== TASK DATA

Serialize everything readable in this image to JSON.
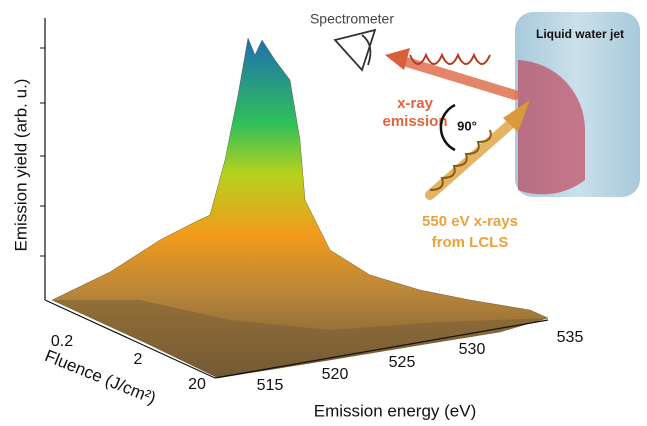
{
  "figure": {
    "y_axis_label": "Emission yield (arb. u.)",
    "fluence_axis": {
      "label": "Fluence (J/cm²)",
      "ticks": [
        0.2,
        2,
        20
      ]
    },
    "energy_axis": {
      "label": "Emission energy (eV)",
      "ticks": [
        515,
        520,
        525,
        530,
        535
      ]
    },
    "schematic": {
      "spectrometer": "Spectrometer",
      "emission": [
        "x-ray",
        "emission"
      ],
      "angle": "90°",
      "incident": [
        "550 eV x-rays",
        "from LCLS"
      ],
      "jet": "Liquid water jet"
    }
  }
}
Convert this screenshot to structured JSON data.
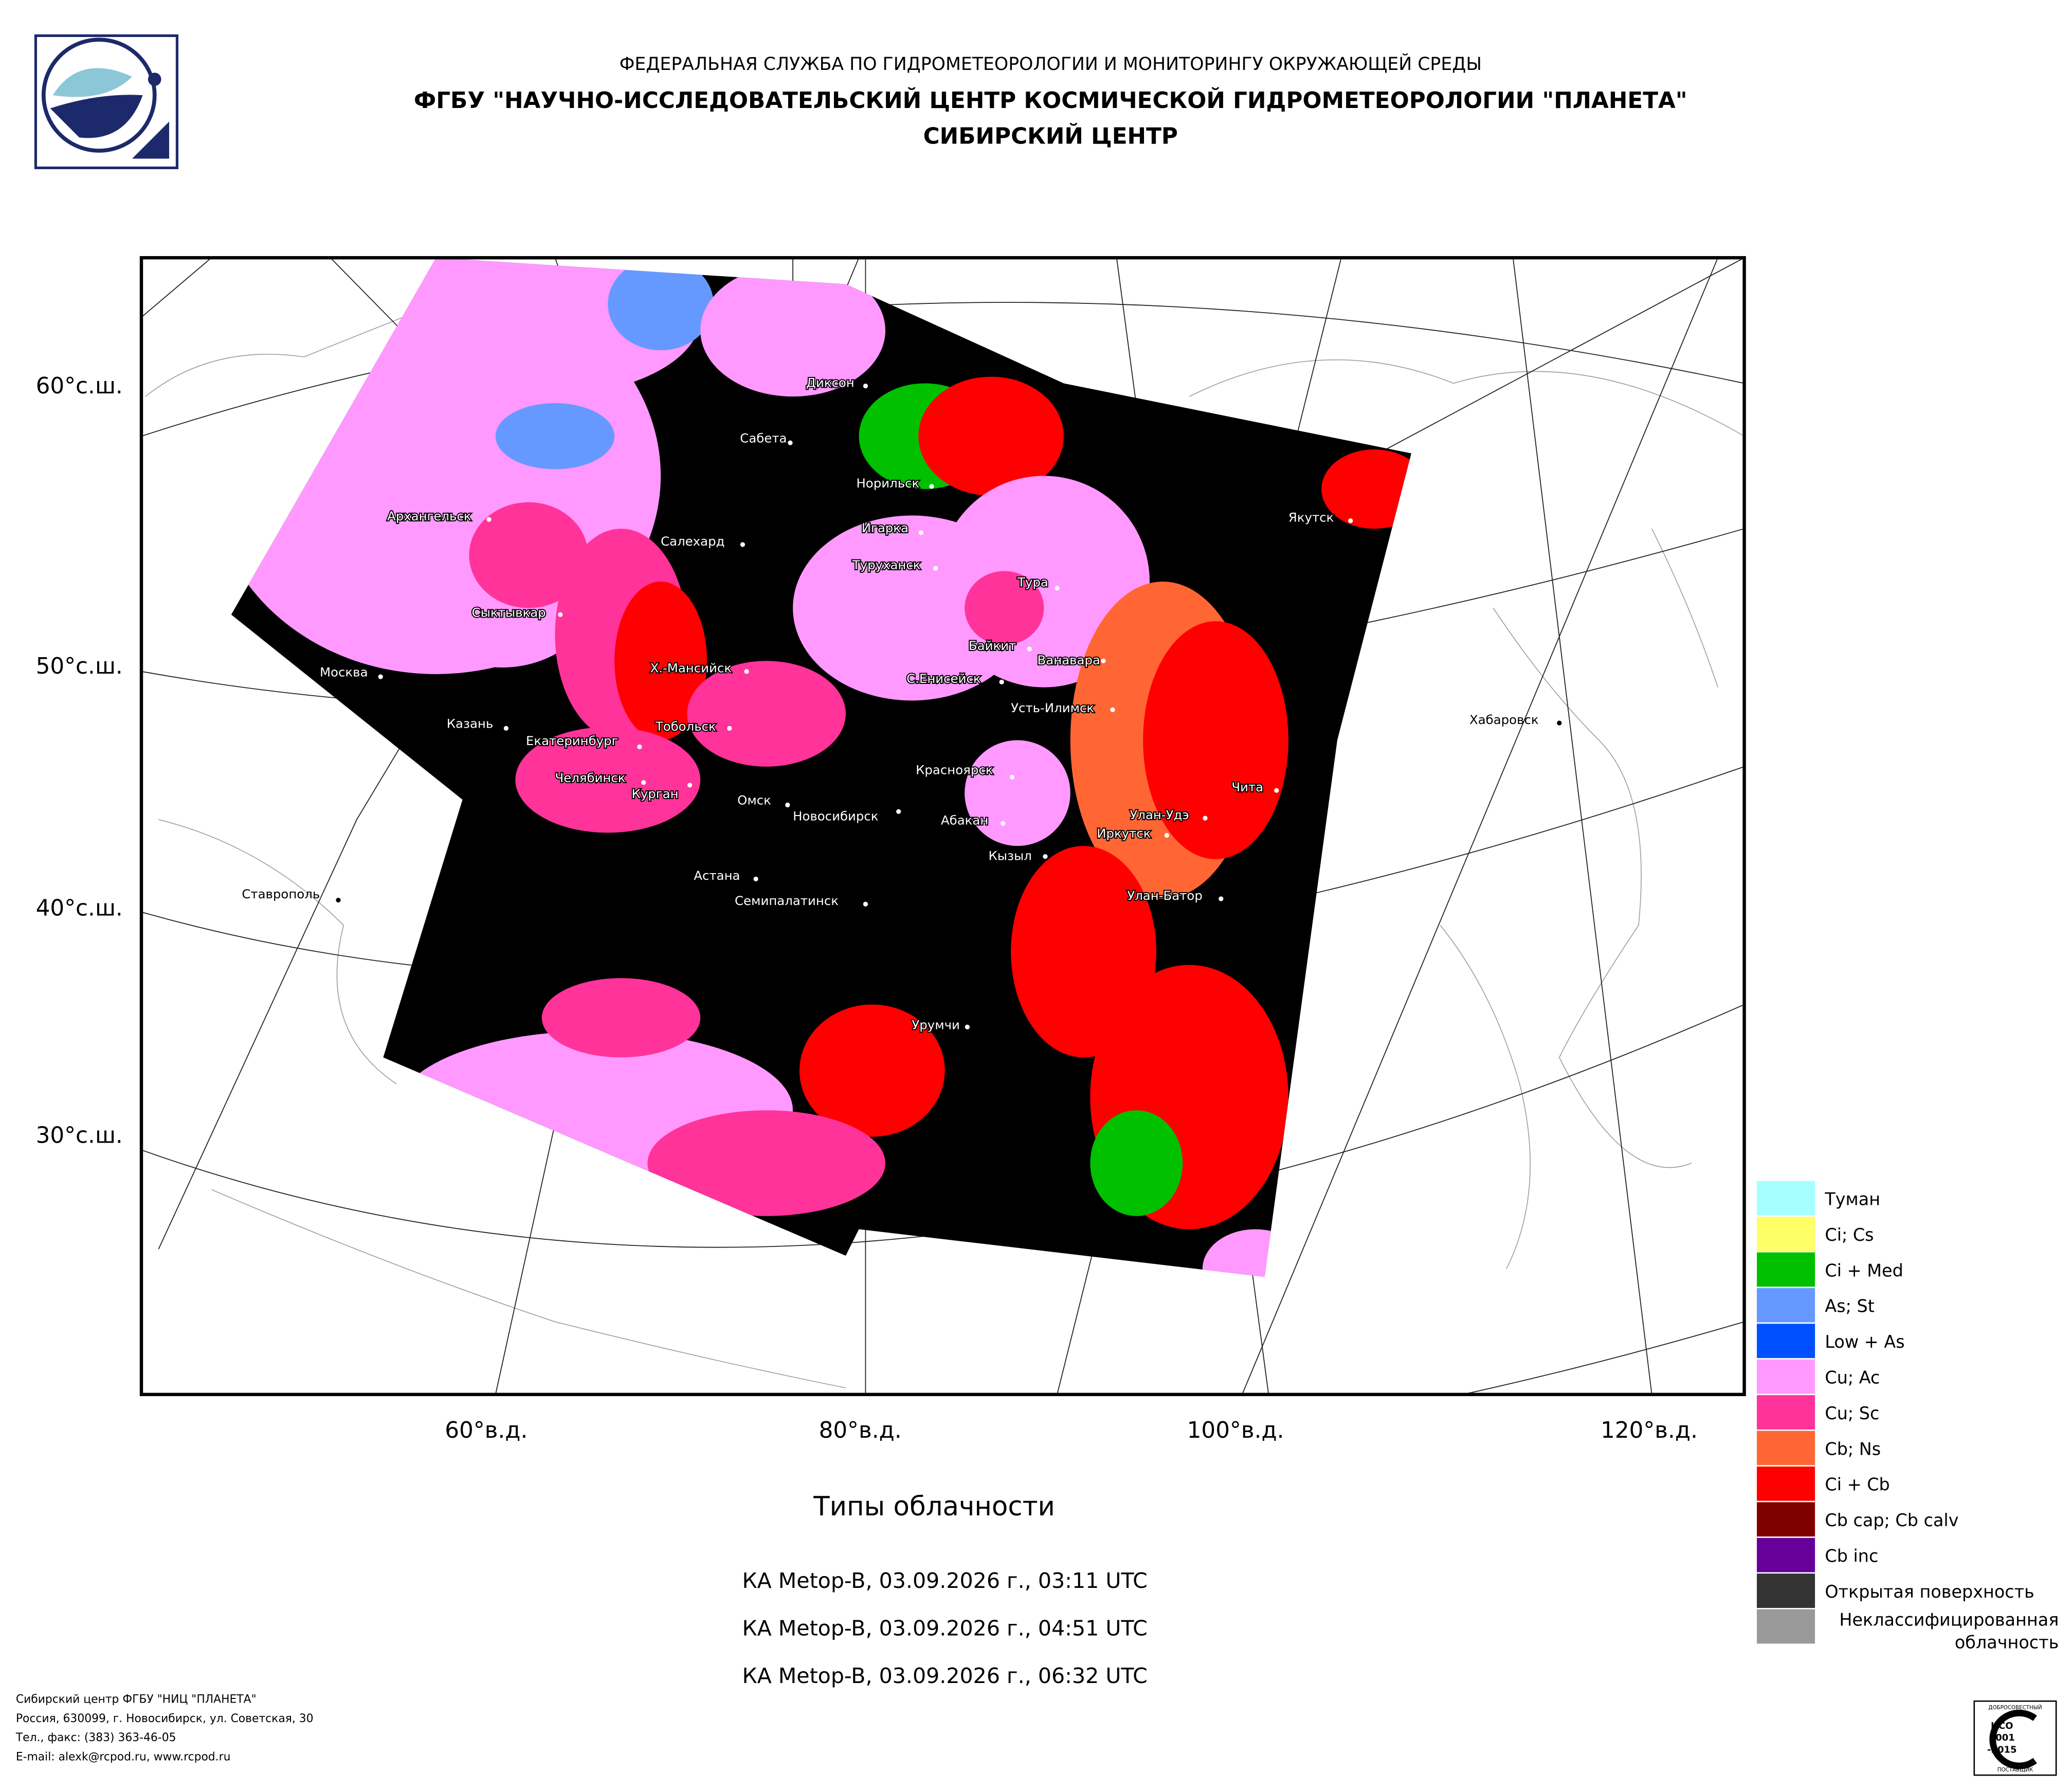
{
  "header": {
    "agency": "ФЕДЕРАЛЬНАЯ СЛУЖБА ПО ГИДРОМЕТЕОРОЛОГИИ И МОНИТОРИНГУ ОКРУЖАЮЩЕЙ СРЕДЫ",
    "center": "ФГБУ \"НАУЧНО-ИССЛЕДОВАТЕЛЬСКИЙ ЦЕНТР КОСМИЧЕСКОЙ ГИДРОМЕТЕОРОЛОГИИ \"ПЛАНЕТА\"",
    "branch": "СИБИРСКИЙ ЦЕНТР"
  },
  "map": {
    "lat_labels": [
      "60°с.ш.",
      "50°с.ш.",
      "40°с.ш.",
      "30°с.ш."
    ],
    "lon_labels": [
      "60°в.д.",
      "80°в.д.",
      "100°в.д.",
      "120°в.д."
    ],
    "cities": [
      "Диксон",
      "Сабета",
      "Норильск",
      "Игарка",
      "Туруханск",
      "Салехард",
      "Архангельск",
      "Сыктывкар",
      "Москва",
      "Казань",
      "Екатеринбург",
      "Челябинск",
      "Курган",
      "Тобольск",
      "Х.-Мансийск",
      "Омск",
      "Новосибирск",
      "Астана",
      "Семипалатинск",
      "Красноярск",
      "Абакан",
      "Кызыл",
      "Иркутск",
      "Улан-Удэ",
      "Улан-Батор",
      "Чита",
      "Усть-Илимск",
      "Ванавара",
      "Байкит",
      "С.Енисейск",
      "Тура",
      "Якутск",
      "Хабаровск",
      "Ставрополь",
      "Урумчи"
    ]
  },
  "legend": [
    {
      "label": "Туман",
      "color": "#a6ffff"
    },
    {
      "label": "Ci; Cs",
      "color": "#ffff66"
    },
    {
      "label": "Ci + Med",
      "color": "#00c000"
    },
    {
      "label": "As; St",
      "color": "#6699ff"
    },
    {
      "label": "Low + As",
      "color": "#0050ff"
    },
    {
      "label": "Cu; Ac",
      "color": "#ff99ff"
    },
    {
      "label": "Cu; Sc",
      "color": "#ff3399"
    },
    {
      "label": "Cb; Ns",
      "color": "#ff6633"
    },
    {
      "label": "Ci + Cb",
      "color": "#ff0000"
    },
    {
      "label": "Cb cap; Cb calv",
      "color": "#800000"
    },
    {
      "label": "Cb inc",
      "color": "#660099"
    },
    {
      "label": "Открытая поверхность",
      "color": "#333333"
    },
    {
      "label": "Неклассифицированная облачность",
      "color": "#999999"
    }
  ],
  "caption": {
    "title": "Типы облачности",
    "passes": [
      "КА Metop-B, 03.09.2026 г., 03:11 UTC",
      "КА Metop-B, 03.09.2026 г., 04:51 UTC",
      "КА Metop-B, 03.09.2026 г., 06:32 UTC"
    ]
  },
  "footer": [
    "Сибирский центр ФГБУ \"НИЦ \"ПЛАНЕТА\"",
    "Россия, 630099, г. Новосибирск, ул. Советская, 30",
    "Тел., факс: (383) 363-46-05",
    "E-mail: alexk@rcpod.ru, www.rcpod.ru"
  ],
  "certificate": {
    "top": "ДОБРОСОВЕСТНЫЙ",
    "iso": "ИСО",
    "number": "9001",
    "year": "-2015",
    "bottom": "ПОСТАВЩИК"
  }
}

====

• **YOUR OBJECTIVE**: Copy every line of the listing that includes the string "this".

• **ANSWER BELOW**:
Serialize everything readable in this image to JSON.
Convert this screenshot to structured JSON data.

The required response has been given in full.